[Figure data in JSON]

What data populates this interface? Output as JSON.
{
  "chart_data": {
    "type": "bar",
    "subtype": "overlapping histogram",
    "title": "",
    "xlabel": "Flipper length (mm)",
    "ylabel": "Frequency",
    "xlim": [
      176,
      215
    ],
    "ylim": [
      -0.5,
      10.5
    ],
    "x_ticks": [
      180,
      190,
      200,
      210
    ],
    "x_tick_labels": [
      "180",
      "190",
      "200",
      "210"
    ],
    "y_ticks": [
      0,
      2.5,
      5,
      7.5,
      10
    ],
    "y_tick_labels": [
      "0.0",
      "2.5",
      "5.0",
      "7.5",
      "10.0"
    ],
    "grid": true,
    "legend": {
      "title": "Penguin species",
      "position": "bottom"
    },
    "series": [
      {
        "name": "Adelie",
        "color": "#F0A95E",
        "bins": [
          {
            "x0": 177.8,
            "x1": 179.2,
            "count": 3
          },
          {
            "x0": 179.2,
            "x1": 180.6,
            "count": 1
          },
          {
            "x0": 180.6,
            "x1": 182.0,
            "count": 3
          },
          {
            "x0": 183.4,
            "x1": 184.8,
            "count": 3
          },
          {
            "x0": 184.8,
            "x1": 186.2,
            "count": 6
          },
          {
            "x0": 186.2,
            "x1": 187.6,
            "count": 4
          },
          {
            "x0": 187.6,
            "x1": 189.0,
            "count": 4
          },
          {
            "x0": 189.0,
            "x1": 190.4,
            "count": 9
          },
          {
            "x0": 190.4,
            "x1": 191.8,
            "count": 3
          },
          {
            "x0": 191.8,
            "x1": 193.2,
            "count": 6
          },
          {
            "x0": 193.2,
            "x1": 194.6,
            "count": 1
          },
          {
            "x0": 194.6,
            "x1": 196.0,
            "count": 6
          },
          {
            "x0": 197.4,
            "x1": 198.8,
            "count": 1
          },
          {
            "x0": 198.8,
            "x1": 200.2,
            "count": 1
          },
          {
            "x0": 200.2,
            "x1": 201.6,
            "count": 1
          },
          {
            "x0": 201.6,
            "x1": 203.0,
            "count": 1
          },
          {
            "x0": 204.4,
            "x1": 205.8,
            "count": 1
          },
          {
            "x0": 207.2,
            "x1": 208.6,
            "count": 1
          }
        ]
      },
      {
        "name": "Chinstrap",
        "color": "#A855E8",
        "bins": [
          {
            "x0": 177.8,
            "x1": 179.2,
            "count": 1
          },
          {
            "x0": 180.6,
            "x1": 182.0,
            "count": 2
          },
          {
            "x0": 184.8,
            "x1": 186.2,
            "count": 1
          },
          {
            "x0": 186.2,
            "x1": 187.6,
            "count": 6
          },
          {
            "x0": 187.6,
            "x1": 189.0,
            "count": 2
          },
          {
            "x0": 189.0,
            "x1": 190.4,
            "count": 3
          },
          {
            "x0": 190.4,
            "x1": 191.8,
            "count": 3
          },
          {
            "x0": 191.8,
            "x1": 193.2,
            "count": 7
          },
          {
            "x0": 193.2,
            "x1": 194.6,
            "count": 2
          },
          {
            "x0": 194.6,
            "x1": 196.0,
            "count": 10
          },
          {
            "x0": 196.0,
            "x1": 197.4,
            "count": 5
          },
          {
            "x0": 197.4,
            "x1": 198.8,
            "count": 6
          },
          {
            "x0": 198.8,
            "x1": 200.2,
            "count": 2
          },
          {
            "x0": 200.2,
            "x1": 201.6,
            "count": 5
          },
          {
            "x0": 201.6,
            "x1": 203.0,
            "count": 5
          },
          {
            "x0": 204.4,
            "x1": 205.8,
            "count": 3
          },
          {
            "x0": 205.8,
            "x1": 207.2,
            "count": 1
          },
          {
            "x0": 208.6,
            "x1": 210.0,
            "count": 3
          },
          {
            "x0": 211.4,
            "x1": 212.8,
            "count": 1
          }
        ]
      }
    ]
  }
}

> [Instructions to follow]:
From the listing above, reproduce all the lines exactly.

> [Complete response]:
What data populates this interface? Output as JSON.
{
  "chart_data": {
    "type": "bar",
    "subtype": "overlapping histogram",
    "title": "",
    "xlabel": "Flipper length (mm)",
    "ylabel": "Frequency",
    "xlim": [
      176,
      215
    ],
    "ylim": [
      -0.5,
      10.5
    ],
    "x_ticks": [
      180,
      190,
      200,
      210
    ],
    "x_tick_labels": [
      "180",
      "190",
      "200",
      "210"
    ],
    "y_ticks": [
      0,
      2.5,
      5,
      7.5,
      10
    ],
    "y_tick_labels": [
      "0.0",
      "2.5",
      "5.0",
      "7.5",
      "10.0"
    ],
    "grid": true,
    "legend": {
      "title": "Penguin species",
      "position": "bottom"
    },
    "series": [
      {
        "name": "Adelie",
        "color": "#F0A95E",
        "bins": [
          {
            "x0": 177.8,
            "x1": 179.2,
            "count": 3
          },
          {
            "x0": 179.2,
            "x1": 180.6,
            "count": 1
          },
          {
            "x0": 180.6,
            "x1": 182.0,
            "count": 3
          },
          {
            "x0": 183.4,
            "x1": 184.8,
            "count": 3
          },
          {
            "x0": 184.8,
            "x1": 186.2,
            "count": 6
          },
          {
            "x0": 186.2,
            "x1": 187.6,
            "count": 4
          },
          {
            "x0": 187.6,
            "x1": 189.0,
            "count": 4
          },
          {
            "x0": 189.0,
            "x1": 190.4,
            "count": 9
          },
          {
            "x0": 190.4,
            "x1": 191.8,
            "count": 3
          },
          {
            "x0": 191.8,
            "x1": 193.2,
            "count": 6
          },
          {
            "x0": 193.2,
            "x1": 194.6,
            "count": 1
          },
          {
            "x0": 194.6,
            "x1": 196.0,
            "count": 6
          },
          {
            "x0": 197.4,
            "x1": 198.8,
            "count": 1
          },
          {
            "x0": 198.8,
            "x1": 200.2,
            "count": 1
          },
          {
            "x0": 200.2,
            "x1": 201.6,
            "count": 1
          },
          {
            "x0": 201.6,
            "x1": 203.0,
            "count": 1
          },
          {
            "x0": 204.4,
            "x1": 205.8,
            "count": 1
          },
          {
            "x0": 207.2,
            "x1": 208.6,
            "count": 1
          }
        ]
      },
      {
        "name": "Chinstrap",
        "color": "#A855E8",
        "bins": [
          {
            "x0": 177.8,
            "x1": 179.2,
            "count": 1
          },
          {
            "x0": 180.6,
            "x1": 182.0,
            "count": 2
          },
          {
            "x0": 184.8,
            "x1": 186.2,
            "count": 1
          },
          {
            "x0": 186.2,
            "x1": 187.6,
            "count": 6
          },
          {
            "x0": 187.6,
            "x1": 189.0,
            "count": 2
          },
          {
            "x0": 189.0,
            "x1": 190.4,
            "count": 3
          },
          {
            "x0": 190.4,
            "x1": 191.8,
            "count": 3
          },
          {
            "x0": 191.8,
            "x1": 193.2,
            "count": 7
          },
          {
            "x0": 193.2,
            "x1": 194.6,
            "count": 2
          },
          {
            "x0": 194.6,
            "x1": 196.0,
            "count": 10
          },
          {
            "x0": 196.0,
            "x1": 197.4,
            "count": 5
          },
          {
            "x0": 197.4,
            "x1": 198.8,
            "count": 6
          },
          {
            "x0": 198.8,
            "x1": 200.2,
            "count": 2
          },
          {
            "x0": 200.2,
            "x1": 201.6,
            "count": 5
          },
          {
            "x0": 201.6,
            "x1": 203.0,
            "count": 5
          },
          {
            "x0": 204.4,
            "x1": 205.8,
            "count": 3
          },
          {
            "x0": 205.8,
            "x1": 207.2,
            "count": 1
          },
          {
            "x0": 208.6,
            "x1": 210.0,
            "count": 3
          },
          {
            "x0": 211.4,
            "x1": 212.8,
            "count": 1
          }
        ]
      }
    ]
  }
}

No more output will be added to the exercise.